# Supplied records start
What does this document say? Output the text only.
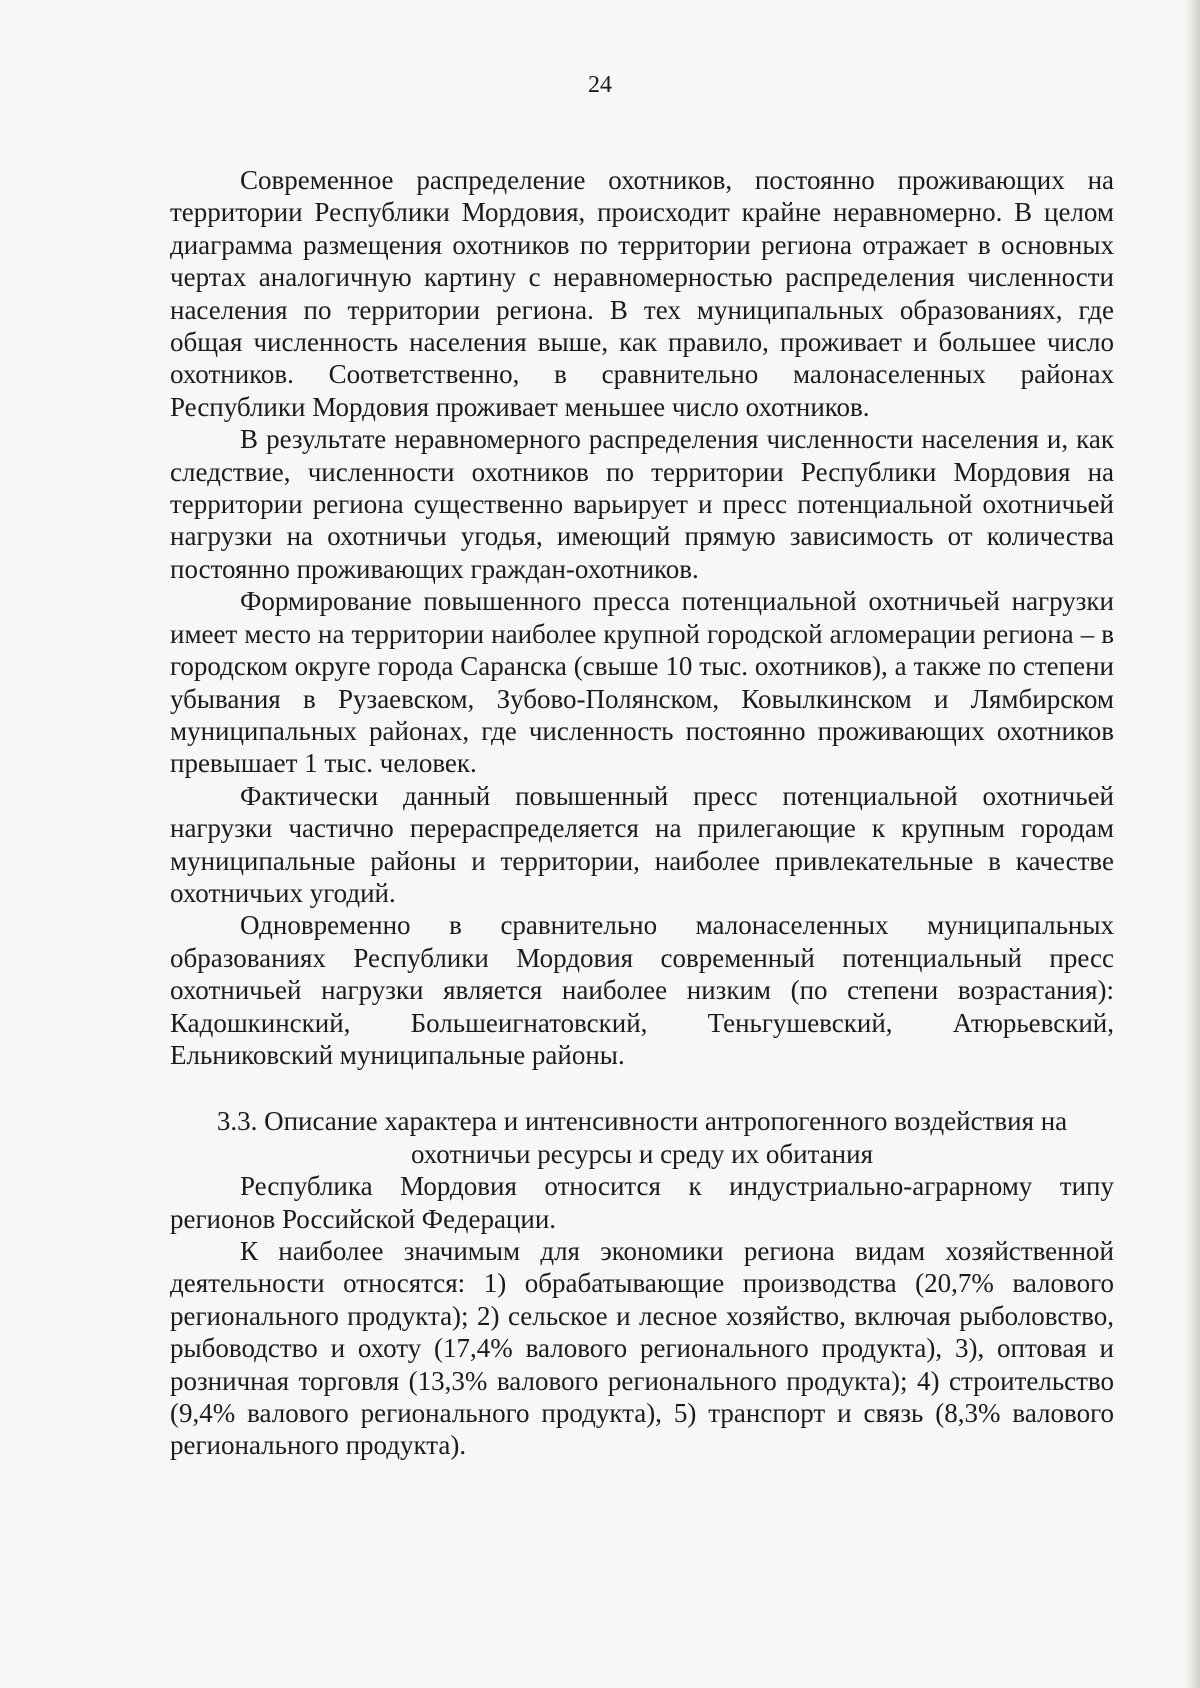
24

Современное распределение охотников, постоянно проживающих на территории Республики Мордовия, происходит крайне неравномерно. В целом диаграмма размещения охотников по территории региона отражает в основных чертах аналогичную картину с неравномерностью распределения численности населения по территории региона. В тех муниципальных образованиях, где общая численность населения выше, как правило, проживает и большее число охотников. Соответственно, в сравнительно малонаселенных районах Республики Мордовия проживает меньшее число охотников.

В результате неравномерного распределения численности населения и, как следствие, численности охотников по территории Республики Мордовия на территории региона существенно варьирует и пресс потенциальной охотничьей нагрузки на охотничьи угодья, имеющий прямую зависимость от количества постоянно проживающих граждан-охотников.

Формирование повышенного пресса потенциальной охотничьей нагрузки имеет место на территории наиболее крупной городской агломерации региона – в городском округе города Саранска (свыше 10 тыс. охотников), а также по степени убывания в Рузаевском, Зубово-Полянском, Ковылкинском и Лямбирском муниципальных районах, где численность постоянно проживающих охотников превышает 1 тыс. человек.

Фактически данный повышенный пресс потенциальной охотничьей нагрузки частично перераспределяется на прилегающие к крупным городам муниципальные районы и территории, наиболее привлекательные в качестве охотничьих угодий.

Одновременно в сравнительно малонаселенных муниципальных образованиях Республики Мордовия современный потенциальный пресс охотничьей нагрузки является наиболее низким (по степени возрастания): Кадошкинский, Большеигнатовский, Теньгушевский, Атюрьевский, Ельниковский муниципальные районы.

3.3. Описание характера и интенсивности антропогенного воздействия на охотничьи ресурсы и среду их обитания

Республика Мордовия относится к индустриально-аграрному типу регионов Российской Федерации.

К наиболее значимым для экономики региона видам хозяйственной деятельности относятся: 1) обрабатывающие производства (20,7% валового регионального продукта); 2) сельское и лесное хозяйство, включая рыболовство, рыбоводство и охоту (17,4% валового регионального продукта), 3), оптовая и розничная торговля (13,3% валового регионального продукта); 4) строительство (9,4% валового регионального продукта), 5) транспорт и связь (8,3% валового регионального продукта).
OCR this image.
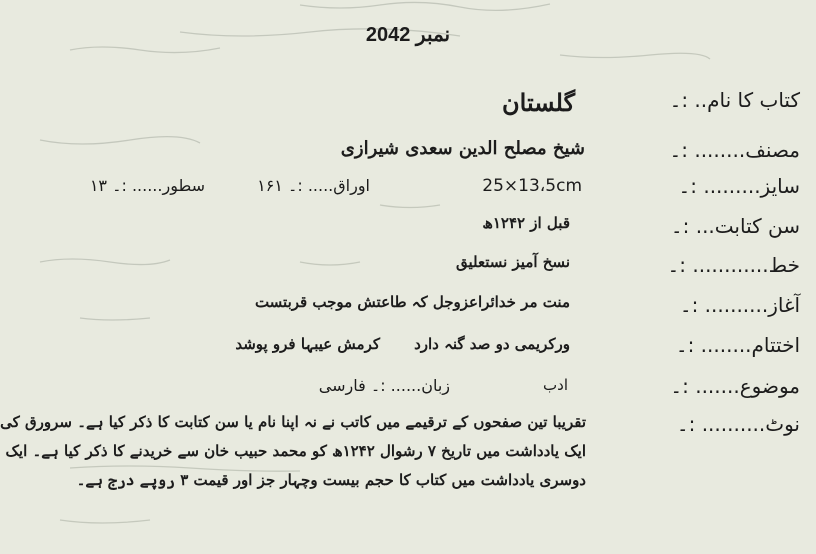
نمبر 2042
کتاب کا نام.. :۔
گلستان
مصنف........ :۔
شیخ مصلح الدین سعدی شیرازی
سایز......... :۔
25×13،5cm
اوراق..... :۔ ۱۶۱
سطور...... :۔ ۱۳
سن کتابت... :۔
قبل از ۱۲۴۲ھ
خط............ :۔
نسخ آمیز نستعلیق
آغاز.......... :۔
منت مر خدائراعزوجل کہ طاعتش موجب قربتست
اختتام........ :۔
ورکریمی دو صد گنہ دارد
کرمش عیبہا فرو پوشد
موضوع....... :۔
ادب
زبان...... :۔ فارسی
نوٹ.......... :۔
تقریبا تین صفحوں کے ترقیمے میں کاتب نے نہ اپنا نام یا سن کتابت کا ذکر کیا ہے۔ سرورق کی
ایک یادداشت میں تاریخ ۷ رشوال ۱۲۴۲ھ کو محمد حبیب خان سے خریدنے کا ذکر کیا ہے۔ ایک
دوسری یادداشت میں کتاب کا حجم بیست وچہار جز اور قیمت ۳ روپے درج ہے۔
# Supplied records end
=== Aim of the exercise ===
Write out exactly, and nothing more than, the lines of the entries above from the line containing "OCR this image." through the final line; omit any pictures.

=== The answer ===
OCR this image.
نمبر 2042
کتاب کا نام.. :۔
گلستان
مصنف........ :۔
شیخ مصلح الدین سعدی شیرازی
سایز......... :۔
25×13،5cm
اوراق..... :۔ ۱۶۱
سطور...... :۔ ۱۳
سن کتابت... :۔
قبل از ۱۲۴۲ھ
خط............ :۔
نسخ آمیز نستعلیق
آغاز.......... :۔
منت مر خدائراعزوجل کہ طاعتش موجب قربتست
اختتام........ :۔
ورکریمی دو صد گنہ دارد
کرمش عیبہا فرو پوشد
موضوع....... :۔
ادب
زبان...... :۔ فارسی
نوٹ.......... :۔
تقریبا تین صفحوں کے ترقیمے میں کاتب نے نہ اپنا نام یا سن کتابت کا ذکر کیا ہے۔ سرورق کی
ایک یادداشت میں تاریخ ۷ رشوال ۱۲۴۲ھ کو محمد حبیب خان سے خریدنے کا ذکر کیا ہے۔ ایک
دوسری یادداشت میں کتاب کا حجم بیست وچہار جز اور قیمت ۳ روپے درج ہے۔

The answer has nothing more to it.